> 読む文章
タイトルだけは聞いた事があった。
ある人のblogの引用で、
"ひとりの人間の物語はすべての人類全体の物語になる"
と引用されていたのをきっかけに
読んでみた。
無宗教でミッションスクール出身の自分は
キリスト教のイエスや神の存在に
疑問を感じることが幾度と無くあった。
信徒には神を試すなと言いながら、神やイエスは
人間たちを試し、苦境に置く。
だから、"カルロス"の言いたいことは、非常に理解できる。
性善説か性悪説かとよく言われるが
人間はどちらも常に持ち合わせていて
悪人とされる人でも蜘蛛を助ける人もいれば
善人とされる人が他者を裏切ることもあり
常に一貫しないものなのではないか。
私がプリン嬢だったらどうするだろう。
どう立ち向かうだろう。
"悪魔"とふたりきりで対峙するなんて怖すぎるし
そんなことで報酬を貰うのは怖い。
また、ベルタの立場であってもやはり怖い。

> 課題一覧
a) 読書感想文の「と引用されていたのをきっかけに」から「私がプリン嬢だったらどうするだろう。」までを、一字も変えずに書き写せ。
b) 読書感想文を、最後の文の後から書き継げ。
これらの記録は読書感想文とは関係がない。

[レイアウトの記録]
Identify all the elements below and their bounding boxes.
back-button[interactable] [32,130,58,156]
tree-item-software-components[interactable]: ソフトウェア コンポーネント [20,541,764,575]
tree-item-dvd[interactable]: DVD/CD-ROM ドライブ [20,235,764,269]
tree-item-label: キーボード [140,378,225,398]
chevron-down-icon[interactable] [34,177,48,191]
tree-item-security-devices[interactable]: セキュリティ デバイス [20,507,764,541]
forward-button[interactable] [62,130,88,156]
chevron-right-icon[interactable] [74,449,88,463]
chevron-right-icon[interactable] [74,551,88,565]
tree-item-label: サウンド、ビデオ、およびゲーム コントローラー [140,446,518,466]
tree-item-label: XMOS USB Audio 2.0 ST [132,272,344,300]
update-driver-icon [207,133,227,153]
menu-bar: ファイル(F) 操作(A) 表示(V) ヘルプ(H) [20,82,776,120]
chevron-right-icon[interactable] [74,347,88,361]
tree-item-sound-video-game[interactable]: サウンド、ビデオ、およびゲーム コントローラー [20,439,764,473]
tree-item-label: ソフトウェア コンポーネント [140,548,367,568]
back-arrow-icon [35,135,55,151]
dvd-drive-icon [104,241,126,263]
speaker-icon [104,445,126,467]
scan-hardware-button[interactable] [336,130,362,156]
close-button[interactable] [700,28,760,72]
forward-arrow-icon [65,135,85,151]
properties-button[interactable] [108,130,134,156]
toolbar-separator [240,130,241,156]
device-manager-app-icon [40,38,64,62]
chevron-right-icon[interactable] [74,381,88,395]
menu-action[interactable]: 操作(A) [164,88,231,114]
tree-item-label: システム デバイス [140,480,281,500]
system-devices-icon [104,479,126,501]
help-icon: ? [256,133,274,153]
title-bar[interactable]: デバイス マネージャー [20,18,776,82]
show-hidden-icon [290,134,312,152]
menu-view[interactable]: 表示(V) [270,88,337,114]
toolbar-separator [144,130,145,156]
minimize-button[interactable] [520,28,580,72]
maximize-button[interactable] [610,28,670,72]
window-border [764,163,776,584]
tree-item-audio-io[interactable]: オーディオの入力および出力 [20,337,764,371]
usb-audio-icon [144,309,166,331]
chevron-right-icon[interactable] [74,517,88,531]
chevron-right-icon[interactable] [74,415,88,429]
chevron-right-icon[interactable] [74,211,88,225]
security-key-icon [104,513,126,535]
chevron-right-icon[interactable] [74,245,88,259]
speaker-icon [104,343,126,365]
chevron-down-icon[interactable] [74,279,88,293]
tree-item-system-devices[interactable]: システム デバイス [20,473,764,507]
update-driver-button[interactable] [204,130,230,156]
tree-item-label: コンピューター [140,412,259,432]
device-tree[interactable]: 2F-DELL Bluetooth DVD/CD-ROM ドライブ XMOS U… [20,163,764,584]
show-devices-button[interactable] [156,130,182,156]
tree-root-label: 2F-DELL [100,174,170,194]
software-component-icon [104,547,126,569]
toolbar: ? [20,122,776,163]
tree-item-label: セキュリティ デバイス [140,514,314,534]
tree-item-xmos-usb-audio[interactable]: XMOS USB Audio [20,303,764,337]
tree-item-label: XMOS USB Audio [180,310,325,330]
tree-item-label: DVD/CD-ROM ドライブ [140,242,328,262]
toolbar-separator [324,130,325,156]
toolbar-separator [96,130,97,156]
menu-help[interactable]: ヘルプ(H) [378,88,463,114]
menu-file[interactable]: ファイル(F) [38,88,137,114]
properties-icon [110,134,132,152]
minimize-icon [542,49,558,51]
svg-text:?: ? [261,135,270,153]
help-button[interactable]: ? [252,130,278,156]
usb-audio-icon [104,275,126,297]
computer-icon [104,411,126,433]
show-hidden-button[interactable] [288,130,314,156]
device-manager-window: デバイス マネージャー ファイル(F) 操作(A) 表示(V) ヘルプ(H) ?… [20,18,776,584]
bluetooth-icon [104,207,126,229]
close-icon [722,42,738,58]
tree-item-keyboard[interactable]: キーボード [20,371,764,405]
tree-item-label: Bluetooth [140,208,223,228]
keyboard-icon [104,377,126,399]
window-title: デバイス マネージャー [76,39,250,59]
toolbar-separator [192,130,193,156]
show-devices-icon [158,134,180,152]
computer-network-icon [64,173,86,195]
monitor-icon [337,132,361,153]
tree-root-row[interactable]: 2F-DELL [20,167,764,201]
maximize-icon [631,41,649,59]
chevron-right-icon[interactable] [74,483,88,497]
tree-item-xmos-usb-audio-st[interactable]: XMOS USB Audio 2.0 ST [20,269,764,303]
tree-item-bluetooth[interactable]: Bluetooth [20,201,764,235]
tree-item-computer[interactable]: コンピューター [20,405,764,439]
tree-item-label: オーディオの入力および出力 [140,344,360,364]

> 課題別の解答
a)
と引用されていたのをきっかけに
読んでみた。
無宗教でミッションスクール出身の自分は
キリスト教のイエスや神の存在に
疑問を感じることが幾度と無くあった。
信徒には神を試すなと言いながら、神やイエスは
人間たちを試し、苦境に置く。
だから、"カルロス"の言いたいことは、非常に理解できる。
性善説か性悪説かとよく言われるが
人間はどちらも常に持ち合わせていて
悪人とされる人でも蜘蛛を助ける人もいれば
善人とされる人が他者を裏切ることもあり
常に一貫しないものなのではないか。
私がプリン嬢だったらどうするだろう。

b)
かと言って全てを見捨てて逃げても後悔するだろう。
蝿の王などを読んでも思うことだが
極限状態において人間は、良心ではやはり生きられないのだろうか。
悪魔の計画に乗るのをやめようと言う人はいないのだろうか。
金のためか。自分の安全のためか。
自分がその状況にあって、どう行動するか。
"正しく"行動すると信じたいが、やはり恐怖で従ってしまうのだろうか。
人が立ち向かわなければならない
打ち克たなければ鳴らないものは
"悪魔"という抽象的な概念ではなく
常に自分自身なのだと強く思った。
そしてまた、現実に"悪魔"と対峙することは、実は多い。
その強さと種類に差はあっても
誘惑や恐怖は生きている以上常身近にある。
この村でおきたようなことはどこでも起きるし
ひとりの人間の物語はすべての人類全体の物語になるのだから。
悪魔に勝てる光を、恐怖や欲で制御されるのではなく
自分自身の良心で育てていけることが出来たなら
と思う。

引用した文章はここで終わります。